▶ RECORD SET:
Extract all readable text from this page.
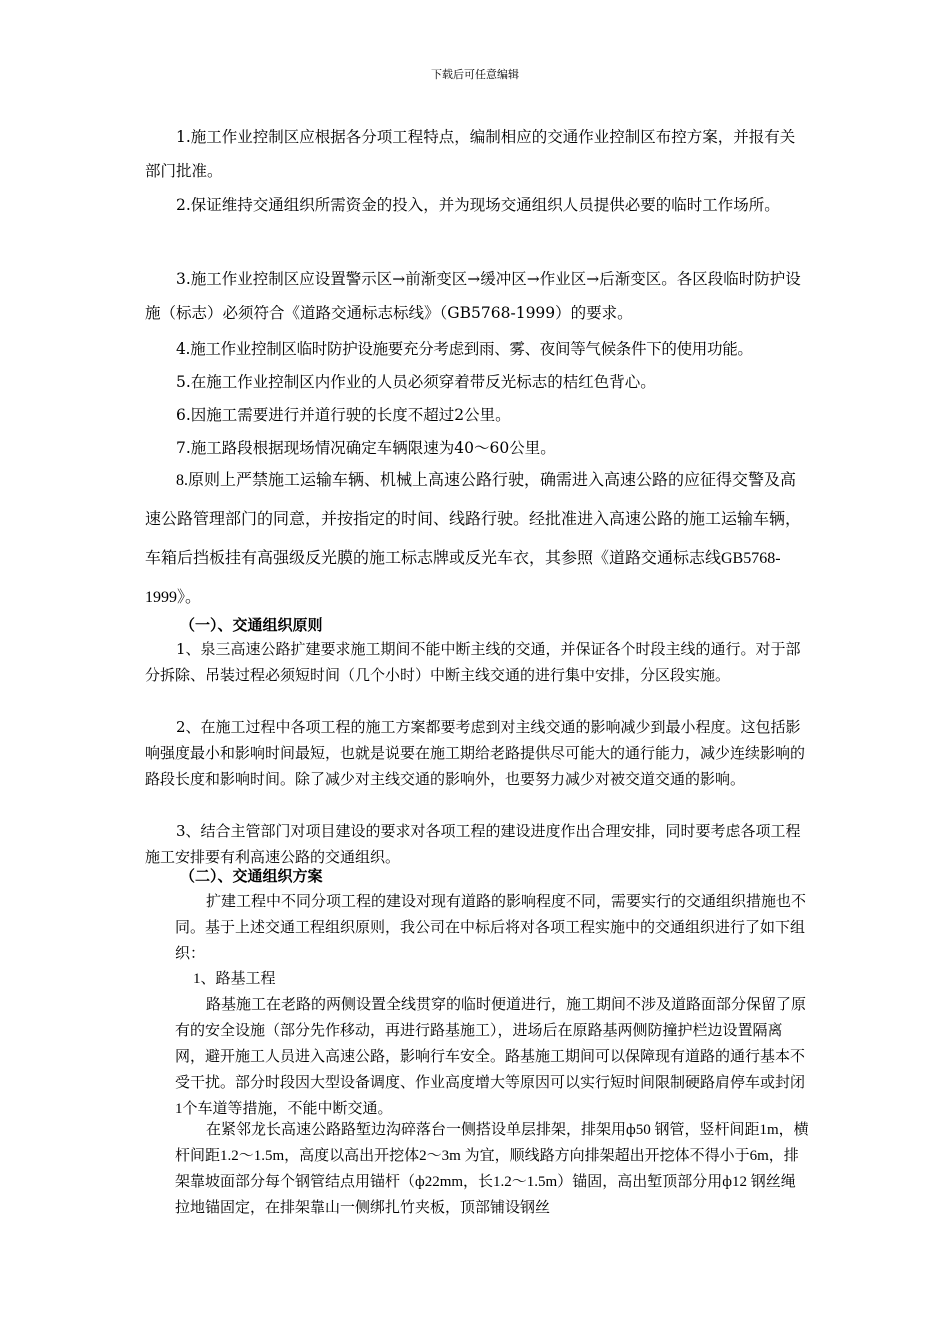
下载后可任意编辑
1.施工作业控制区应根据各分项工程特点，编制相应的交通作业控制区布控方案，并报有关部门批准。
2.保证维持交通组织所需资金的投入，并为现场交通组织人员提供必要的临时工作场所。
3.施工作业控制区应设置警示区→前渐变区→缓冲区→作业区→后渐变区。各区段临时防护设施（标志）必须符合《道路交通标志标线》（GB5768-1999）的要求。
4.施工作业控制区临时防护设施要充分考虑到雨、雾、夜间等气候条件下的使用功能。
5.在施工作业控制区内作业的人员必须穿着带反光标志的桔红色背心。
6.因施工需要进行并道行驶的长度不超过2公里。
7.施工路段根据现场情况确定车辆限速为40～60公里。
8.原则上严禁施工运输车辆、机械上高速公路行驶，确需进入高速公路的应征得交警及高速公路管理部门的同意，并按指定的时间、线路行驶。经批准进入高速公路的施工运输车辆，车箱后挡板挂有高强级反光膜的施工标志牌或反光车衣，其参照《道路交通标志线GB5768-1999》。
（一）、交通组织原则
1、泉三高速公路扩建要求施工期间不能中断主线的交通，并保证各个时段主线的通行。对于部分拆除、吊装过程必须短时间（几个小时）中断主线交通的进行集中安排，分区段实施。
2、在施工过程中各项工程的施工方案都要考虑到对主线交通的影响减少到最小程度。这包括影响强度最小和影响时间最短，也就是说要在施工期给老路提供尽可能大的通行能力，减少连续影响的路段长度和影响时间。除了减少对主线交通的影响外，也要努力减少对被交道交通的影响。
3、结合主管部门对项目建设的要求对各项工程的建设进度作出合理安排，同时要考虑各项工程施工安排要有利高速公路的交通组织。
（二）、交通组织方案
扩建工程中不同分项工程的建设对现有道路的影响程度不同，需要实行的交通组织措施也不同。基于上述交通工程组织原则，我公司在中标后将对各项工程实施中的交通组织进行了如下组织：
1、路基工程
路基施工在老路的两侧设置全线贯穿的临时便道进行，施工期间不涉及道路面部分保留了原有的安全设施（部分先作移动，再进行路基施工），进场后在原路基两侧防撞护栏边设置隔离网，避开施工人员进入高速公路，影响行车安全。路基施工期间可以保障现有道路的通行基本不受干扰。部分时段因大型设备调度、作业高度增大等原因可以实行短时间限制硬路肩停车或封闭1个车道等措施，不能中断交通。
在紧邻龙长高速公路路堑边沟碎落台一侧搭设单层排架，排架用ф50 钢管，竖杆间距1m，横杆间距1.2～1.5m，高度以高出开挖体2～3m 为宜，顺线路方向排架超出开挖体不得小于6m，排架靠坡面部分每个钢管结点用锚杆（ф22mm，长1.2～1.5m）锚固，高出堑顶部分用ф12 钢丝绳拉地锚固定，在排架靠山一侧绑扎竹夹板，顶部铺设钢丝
---
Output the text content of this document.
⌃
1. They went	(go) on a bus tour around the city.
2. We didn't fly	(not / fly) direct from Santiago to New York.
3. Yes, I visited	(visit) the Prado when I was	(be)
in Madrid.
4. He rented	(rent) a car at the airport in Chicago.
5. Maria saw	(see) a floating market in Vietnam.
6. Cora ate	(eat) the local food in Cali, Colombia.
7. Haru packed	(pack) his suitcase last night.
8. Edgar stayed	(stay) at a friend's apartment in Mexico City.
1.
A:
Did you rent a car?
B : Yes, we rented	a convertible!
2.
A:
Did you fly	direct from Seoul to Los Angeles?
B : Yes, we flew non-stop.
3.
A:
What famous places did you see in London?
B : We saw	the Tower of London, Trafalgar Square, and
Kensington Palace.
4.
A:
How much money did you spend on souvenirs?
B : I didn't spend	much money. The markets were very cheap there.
...
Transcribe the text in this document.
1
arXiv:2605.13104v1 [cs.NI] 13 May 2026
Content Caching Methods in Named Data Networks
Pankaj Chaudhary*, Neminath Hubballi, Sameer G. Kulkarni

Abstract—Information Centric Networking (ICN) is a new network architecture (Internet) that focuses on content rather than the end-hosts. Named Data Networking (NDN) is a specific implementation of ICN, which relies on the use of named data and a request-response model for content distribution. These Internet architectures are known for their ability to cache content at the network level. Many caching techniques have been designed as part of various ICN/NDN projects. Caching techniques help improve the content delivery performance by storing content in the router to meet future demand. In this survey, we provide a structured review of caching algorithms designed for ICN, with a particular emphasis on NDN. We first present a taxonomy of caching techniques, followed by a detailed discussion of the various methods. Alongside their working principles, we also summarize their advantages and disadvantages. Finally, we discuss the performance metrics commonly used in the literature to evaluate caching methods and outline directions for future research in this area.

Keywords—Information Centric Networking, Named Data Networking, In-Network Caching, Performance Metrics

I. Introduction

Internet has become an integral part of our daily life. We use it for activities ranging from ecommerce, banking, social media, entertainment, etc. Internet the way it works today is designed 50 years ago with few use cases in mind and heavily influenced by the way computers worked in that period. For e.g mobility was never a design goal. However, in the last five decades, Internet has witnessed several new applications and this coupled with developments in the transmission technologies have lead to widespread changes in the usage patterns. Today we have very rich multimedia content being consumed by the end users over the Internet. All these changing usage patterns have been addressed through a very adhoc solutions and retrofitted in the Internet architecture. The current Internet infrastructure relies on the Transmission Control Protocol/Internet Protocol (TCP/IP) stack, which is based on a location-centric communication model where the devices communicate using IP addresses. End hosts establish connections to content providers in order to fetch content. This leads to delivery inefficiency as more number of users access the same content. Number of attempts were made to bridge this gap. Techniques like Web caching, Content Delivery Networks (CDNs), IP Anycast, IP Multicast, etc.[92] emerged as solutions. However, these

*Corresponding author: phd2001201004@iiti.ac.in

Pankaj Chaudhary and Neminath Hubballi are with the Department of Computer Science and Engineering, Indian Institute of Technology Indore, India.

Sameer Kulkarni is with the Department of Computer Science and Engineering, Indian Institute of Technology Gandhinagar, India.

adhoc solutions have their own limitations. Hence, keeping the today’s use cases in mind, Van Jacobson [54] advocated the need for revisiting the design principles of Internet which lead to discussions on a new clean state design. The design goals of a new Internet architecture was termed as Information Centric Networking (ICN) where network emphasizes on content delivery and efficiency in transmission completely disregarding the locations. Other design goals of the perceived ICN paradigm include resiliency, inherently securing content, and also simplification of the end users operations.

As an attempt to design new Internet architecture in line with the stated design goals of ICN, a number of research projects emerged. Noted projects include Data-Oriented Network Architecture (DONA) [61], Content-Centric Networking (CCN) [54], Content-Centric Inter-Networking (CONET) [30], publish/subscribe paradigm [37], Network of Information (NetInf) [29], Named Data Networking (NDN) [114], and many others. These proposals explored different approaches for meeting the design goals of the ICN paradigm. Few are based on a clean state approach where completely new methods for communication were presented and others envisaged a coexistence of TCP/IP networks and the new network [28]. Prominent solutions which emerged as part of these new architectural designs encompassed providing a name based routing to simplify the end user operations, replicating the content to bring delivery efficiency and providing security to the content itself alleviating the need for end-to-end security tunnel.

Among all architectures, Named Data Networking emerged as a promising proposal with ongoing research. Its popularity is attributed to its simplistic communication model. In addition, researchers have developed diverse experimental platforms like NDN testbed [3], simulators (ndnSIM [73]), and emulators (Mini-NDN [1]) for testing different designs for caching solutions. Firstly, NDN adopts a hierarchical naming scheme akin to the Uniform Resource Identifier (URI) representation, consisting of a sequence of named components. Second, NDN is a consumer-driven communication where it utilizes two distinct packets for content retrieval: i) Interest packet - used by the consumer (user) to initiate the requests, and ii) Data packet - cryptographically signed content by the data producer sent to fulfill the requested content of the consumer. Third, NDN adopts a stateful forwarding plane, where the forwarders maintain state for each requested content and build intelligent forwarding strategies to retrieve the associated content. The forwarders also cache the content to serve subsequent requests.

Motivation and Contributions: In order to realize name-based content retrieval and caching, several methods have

▶ WHAT IS BEING ASKED: Going through the entries above, tally each line that has the word "Indian". Answer with the number only.

▶ FINAL ANSWER: 2